§ INPUT ROWS:

========================================================================

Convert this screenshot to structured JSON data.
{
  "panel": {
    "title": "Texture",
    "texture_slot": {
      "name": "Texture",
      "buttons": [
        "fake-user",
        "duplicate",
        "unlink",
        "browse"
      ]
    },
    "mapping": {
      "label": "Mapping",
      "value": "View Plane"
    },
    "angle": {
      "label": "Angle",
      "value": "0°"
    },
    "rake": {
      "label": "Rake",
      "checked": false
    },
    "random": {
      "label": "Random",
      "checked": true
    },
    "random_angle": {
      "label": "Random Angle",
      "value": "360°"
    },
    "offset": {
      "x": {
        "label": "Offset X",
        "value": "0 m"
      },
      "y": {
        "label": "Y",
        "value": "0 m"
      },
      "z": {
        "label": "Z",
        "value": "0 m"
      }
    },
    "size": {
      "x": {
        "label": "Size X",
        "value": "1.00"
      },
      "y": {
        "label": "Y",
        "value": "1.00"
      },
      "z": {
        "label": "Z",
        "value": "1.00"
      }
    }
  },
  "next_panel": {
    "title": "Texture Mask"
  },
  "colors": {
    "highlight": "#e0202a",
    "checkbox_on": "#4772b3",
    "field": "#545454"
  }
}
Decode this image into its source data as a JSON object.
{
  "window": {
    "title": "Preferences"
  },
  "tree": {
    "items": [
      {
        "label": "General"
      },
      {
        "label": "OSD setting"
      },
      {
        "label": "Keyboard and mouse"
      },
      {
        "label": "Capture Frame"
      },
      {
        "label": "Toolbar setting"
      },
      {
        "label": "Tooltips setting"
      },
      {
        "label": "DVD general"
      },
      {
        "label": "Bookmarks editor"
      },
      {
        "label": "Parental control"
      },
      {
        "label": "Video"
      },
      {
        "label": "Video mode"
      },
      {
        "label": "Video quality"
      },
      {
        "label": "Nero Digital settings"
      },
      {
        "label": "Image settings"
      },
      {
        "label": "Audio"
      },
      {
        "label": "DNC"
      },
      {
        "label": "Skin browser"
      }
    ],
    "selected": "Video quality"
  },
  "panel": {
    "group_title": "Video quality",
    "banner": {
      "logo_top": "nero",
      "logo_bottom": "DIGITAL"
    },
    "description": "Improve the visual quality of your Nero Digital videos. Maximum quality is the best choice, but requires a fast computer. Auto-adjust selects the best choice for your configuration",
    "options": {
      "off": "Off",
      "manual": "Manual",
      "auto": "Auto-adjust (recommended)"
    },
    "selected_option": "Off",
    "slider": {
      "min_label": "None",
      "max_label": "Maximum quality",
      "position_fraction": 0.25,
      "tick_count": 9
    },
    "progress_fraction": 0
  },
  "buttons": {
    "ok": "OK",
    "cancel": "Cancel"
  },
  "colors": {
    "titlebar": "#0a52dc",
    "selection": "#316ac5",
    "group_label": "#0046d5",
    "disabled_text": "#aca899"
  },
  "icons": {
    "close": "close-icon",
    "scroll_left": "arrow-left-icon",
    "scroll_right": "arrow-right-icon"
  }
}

========================================================================

§ THE PROBLEM: Your task is to transcribe the material exactly.

§ SOLUTION:
Convert this screenshot to structured JSON data.
{
  "panel": {
    "title": "Texture",
    "texture_slot": {
      "name": "Texture",
      "buttons": [
        "fake-user",
        "duplicate",
        "unlink",
        "browse"
      ]
    },
    "mapping": {
      "label": "Mapping",
      "value": "View Plane"
    },
    "angle": {
      "label": "Angle",
      "value": "0°"
    },
    "rake": {
      "label": "Rake",
      "checked": false
    },
    "random": {
      "label": "Random",
      "checked": true
    },
    "random_angle": {
      "label": "Random Angle",
      "value": "360°"
    },
    "offset": {
      "x": {
        "label": "Offset X",
        "value": "0 m"
      },
      "y": {
        "label": "Y",
        "value": "0 m"
      },
      "z": {
        "label": "Z",
        "value": "0 m"
      }
    },
    "size": {
      "x": {
        "label": "Size X",
        "value": "1.00"
      },
      "y": {
        "label": "Y",
        "value": "1.00"
      },
      "z": {
        "label": "Z",
        "value": "1.00"
      }
    }
  },
  "next_panel": {
    "title": "Texture Mask"
  },
  "colors": {
    "highlight": "#e0202a",
    "checkbox_on": "#4772b3",
    "field": "#545454"
  }
}
Decode this image into its source data as a JSON object.
{
  "window": {
    "title": "Preferences"
  },
  "tree": {
    "items": [
      {
        "label": "General"
      },
      {
        "label": "OSD setting"
      },
      {
        "label": "Keyboard and mouse"
      },
      {
        "label": "Capture Frame"
      },
      {
        "label": "Toolbar setting"
      },
      {
        "label": "Tooltips setting"
      },
      {
        "label": "DVD general"
      },
      {
        "label": "Bookmarks editor"
      },
      {
        "label": "Parental control"
      },
      {
        "label": "Video"
      },
      {
        "label": "Video mode"
      },
      {
        "label": "Video quality"
      },
      {
        "label": "Nero Digital settings"
      },
      {
        "label": "Image settings"
      },
      {
        "label": "Audio"
      },
      {
        "label": "DNC"
      },
      {
        "label": "Skin browser"
      }
    ],
    "selected": "Video quality"
  },
  "panel": {
    "group_title": "Video quality",
    "banner": {
      "logo_top": "nero",
      "logo_bottom": "DIGITAL"
    },
    "description": "Improve the visual quality of your Nero Digital videos. Maximum quality is the best choice, but requires a fast computer. Auto-adjust selects the best choice for your configuration",
    "options": {
      "off": "Off",
      "manual": "Manual",
      "auto": "Auto-adjust (recommended)"
    },
    "selected_option": "Off",
    "slider": {
      "min_label": "None",
      "max_label": "Maximum quality",
      "position_fraction": 0.25,
      "tick_count": 9
    },
    "progress_fraction": 0
  },
  "buttons": {
    "ok": "OK",
    "cancel": "Cancel"
  },
  "colors": {
    "titlebar": "#0a52dc",
    "selection": "#316ac5",
    "group_label": "#0046d5",
    "disabled_text": "#aca899"
  },
  "icons": {
    "close": "close-icon",
    "scroll_left": "arrow-left-icon",
    "scroll_right": "arrow-right-icon"
  }
}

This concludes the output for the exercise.